_Task description_
Convert the listing, from its first line through the line containing "chart-title: wetPf2_C2E4.2025.119.10.17.G19 (285, 11, 559, 31)", into a Markdown table with the columns Row and Line. Use one numbered row per line and omit blank lines.

_Record extracts_
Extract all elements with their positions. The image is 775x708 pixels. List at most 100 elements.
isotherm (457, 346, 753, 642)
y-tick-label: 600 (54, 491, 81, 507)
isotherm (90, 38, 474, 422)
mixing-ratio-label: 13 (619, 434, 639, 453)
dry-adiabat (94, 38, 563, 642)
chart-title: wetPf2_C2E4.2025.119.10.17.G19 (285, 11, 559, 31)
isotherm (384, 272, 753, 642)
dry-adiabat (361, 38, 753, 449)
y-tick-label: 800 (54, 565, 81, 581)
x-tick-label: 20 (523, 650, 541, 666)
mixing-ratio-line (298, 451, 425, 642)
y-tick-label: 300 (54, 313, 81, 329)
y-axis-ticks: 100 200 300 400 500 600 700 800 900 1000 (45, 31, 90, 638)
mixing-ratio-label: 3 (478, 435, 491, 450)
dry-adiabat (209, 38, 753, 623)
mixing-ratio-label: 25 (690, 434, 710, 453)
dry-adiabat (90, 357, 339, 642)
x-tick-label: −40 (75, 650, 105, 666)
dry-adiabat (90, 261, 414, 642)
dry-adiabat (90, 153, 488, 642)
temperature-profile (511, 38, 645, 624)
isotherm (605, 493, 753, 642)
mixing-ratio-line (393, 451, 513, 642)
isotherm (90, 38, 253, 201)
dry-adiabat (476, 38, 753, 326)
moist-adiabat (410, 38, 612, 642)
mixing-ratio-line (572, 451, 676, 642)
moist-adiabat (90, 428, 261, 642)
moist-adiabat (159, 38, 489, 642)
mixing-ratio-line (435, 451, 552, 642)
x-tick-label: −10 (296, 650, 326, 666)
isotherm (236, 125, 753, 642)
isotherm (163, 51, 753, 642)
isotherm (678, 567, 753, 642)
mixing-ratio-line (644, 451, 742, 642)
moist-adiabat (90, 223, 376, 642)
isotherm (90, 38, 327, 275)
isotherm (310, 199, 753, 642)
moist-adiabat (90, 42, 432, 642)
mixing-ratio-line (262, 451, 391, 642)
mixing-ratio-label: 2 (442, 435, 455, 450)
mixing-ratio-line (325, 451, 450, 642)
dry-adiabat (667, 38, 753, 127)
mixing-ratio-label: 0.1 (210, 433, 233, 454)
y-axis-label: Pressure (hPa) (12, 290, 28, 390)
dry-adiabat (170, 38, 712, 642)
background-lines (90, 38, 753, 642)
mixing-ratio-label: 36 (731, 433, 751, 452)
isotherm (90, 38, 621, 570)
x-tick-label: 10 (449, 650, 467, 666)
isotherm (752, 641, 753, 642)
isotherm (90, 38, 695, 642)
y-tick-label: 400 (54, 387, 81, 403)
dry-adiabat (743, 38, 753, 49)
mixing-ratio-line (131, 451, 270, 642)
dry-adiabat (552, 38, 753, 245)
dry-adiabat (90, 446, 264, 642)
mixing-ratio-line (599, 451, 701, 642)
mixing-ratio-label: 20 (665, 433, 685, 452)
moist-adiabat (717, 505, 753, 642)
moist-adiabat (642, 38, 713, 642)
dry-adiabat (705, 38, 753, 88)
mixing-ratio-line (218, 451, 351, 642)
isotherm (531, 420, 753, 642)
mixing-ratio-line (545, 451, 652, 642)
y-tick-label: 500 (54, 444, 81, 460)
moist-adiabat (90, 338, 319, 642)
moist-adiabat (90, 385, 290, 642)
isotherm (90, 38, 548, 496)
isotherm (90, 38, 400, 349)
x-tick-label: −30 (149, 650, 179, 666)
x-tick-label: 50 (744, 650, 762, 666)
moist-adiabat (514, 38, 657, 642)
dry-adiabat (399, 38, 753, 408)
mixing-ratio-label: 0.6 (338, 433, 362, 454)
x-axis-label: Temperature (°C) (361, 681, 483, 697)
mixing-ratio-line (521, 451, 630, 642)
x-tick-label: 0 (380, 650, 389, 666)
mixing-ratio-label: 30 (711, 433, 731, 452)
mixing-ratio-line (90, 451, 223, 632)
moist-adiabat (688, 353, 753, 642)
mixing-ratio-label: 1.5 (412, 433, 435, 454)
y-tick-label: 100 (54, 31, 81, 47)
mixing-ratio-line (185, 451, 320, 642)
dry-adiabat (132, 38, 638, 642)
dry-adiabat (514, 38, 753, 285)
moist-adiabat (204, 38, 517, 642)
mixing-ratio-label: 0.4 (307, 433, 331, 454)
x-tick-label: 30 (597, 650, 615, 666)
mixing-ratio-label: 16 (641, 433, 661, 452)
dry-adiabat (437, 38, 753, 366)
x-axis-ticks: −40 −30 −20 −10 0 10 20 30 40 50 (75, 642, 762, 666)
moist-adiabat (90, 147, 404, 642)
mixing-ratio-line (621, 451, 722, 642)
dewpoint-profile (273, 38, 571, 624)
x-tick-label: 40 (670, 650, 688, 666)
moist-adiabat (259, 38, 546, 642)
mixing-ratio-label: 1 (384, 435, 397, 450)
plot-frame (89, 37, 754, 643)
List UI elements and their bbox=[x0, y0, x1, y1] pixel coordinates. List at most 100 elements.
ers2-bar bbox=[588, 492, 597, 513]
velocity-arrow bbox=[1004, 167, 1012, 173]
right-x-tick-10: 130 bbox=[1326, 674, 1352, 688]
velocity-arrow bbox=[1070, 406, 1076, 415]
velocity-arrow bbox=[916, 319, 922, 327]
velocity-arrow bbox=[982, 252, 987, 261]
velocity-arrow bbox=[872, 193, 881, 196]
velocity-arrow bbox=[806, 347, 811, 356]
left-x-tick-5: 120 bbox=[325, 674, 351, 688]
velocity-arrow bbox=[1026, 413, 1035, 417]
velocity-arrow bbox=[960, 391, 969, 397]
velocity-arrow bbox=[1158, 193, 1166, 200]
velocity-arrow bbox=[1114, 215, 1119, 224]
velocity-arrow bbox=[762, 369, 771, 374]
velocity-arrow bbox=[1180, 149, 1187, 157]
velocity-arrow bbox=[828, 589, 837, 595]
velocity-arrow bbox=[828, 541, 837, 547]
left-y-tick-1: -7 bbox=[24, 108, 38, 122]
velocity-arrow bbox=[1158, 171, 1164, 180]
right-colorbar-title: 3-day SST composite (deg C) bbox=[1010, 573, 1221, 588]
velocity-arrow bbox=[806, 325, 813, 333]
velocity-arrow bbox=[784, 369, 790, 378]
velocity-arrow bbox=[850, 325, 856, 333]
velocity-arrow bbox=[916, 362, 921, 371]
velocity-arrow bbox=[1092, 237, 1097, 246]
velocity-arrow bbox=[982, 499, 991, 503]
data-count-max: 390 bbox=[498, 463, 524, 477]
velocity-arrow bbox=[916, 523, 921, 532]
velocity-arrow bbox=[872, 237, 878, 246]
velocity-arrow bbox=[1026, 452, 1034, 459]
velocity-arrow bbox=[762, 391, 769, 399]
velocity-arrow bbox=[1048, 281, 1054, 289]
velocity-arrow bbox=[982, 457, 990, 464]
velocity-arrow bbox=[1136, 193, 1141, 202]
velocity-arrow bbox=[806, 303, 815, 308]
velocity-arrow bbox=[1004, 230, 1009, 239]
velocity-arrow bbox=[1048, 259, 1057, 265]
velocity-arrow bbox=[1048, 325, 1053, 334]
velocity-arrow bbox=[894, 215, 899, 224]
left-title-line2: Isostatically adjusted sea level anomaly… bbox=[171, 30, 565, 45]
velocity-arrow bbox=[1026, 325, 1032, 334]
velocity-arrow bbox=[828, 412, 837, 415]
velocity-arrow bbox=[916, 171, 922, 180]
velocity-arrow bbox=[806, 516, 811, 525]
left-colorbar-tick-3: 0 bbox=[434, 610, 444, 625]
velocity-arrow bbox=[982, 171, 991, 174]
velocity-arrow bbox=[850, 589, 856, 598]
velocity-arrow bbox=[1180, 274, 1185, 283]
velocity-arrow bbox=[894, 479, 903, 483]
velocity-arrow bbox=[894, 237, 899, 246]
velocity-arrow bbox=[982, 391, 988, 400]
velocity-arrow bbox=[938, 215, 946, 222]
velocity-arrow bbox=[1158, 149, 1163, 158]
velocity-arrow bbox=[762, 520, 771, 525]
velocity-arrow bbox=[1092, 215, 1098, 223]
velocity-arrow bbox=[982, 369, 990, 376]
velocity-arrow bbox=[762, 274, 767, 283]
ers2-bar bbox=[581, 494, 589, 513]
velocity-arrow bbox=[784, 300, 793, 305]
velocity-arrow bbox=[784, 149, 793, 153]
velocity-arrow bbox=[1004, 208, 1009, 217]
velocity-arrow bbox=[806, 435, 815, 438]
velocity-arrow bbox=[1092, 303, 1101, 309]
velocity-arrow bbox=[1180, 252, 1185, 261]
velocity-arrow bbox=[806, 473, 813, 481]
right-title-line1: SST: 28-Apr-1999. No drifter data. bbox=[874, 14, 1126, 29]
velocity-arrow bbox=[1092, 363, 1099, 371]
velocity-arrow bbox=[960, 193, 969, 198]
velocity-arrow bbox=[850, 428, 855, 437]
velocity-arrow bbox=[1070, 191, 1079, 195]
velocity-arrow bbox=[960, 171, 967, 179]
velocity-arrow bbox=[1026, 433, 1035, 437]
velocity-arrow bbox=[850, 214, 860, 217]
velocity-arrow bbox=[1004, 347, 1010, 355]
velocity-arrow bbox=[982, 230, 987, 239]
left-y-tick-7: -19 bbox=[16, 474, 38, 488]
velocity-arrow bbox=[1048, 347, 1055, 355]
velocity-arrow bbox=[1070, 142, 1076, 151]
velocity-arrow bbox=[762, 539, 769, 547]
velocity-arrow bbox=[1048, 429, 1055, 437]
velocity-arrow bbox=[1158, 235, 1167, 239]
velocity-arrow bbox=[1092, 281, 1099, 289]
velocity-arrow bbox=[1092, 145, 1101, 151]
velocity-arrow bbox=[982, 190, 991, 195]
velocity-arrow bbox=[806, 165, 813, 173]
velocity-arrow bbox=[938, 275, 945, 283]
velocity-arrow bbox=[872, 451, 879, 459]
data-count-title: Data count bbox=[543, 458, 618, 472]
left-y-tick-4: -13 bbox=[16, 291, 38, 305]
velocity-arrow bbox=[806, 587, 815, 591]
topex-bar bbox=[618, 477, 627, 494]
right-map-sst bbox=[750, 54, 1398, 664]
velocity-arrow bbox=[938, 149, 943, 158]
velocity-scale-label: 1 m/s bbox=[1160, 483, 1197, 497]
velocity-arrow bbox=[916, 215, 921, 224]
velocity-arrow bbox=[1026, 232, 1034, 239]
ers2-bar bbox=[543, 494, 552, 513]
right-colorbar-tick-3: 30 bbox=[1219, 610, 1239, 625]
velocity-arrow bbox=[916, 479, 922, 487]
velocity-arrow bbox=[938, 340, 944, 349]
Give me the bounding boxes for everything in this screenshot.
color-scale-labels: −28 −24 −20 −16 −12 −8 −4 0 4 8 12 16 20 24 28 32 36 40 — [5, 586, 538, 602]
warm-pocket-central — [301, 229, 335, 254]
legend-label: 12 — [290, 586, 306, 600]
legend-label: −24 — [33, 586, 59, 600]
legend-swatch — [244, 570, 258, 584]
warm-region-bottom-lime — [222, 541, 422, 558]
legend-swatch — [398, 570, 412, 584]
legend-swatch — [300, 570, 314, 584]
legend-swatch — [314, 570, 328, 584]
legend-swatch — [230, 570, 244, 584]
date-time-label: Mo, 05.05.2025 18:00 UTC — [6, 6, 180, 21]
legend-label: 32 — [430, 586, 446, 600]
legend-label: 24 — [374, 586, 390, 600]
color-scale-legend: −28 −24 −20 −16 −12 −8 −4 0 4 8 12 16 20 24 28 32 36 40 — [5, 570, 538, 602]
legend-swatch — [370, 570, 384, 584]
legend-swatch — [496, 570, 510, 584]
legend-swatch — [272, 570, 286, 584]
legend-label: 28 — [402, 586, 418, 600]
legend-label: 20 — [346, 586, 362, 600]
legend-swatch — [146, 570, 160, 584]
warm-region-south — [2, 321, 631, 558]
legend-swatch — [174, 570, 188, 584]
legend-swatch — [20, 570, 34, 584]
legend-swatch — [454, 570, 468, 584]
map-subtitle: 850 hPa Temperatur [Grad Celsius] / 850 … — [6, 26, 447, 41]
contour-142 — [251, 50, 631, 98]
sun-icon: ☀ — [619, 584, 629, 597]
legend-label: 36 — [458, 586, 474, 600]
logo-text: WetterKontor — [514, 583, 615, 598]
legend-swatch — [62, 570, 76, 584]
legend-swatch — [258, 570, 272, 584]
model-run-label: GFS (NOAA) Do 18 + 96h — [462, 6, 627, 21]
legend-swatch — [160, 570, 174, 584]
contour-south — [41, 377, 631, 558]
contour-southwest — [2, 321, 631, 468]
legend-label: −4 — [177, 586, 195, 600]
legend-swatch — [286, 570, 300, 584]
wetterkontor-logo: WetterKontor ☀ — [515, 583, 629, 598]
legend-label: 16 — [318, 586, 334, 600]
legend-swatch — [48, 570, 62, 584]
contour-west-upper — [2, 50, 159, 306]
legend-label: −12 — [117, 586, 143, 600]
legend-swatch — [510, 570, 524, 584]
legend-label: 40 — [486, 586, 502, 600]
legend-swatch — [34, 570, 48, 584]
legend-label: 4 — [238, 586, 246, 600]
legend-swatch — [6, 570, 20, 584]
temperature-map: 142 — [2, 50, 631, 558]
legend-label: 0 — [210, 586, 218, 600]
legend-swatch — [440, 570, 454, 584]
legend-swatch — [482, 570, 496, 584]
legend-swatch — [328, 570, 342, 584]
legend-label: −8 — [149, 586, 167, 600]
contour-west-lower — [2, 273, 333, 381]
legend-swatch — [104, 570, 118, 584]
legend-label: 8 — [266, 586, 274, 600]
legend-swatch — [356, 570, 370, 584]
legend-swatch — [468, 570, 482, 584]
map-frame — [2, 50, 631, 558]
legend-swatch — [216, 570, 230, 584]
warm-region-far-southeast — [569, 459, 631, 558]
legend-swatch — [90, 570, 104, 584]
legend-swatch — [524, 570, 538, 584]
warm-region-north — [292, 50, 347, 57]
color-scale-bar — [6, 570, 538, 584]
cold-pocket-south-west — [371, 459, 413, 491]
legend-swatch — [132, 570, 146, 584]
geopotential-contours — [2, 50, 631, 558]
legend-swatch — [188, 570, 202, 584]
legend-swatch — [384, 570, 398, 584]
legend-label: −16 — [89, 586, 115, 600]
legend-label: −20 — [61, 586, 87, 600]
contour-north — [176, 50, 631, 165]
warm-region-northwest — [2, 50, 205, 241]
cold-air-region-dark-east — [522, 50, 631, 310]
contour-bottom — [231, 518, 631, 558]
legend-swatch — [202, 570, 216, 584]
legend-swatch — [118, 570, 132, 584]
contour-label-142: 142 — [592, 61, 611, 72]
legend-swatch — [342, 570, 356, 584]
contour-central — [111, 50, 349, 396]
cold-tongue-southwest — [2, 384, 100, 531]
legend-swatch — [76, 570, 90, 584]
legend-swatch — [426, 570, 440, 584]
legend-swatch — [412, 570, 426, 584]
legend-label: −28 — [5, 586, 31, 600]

_Reply to the task_
| Row | Line |
|---|---|
| 1 | Extract all elements with their positions. The image is 775x708 pixels. List at most 100 elements. |
| 2 | isotherm (457, 346, 753, 642) |
| 3 | y-tick-label: 600 (54, 491, 81, 507) |
| 4 | isotherm (90, 38, 474, 422) |
| 5 | mixing-ratio-label: 13 (619, 434, 639, 453) |
| 6 | dry-adiabat (94, 38, 563, 642) |
| 7 | chart-title: wetPf2_C2E4.2025.119.10.17.G19 (285, 11, 559, 31) |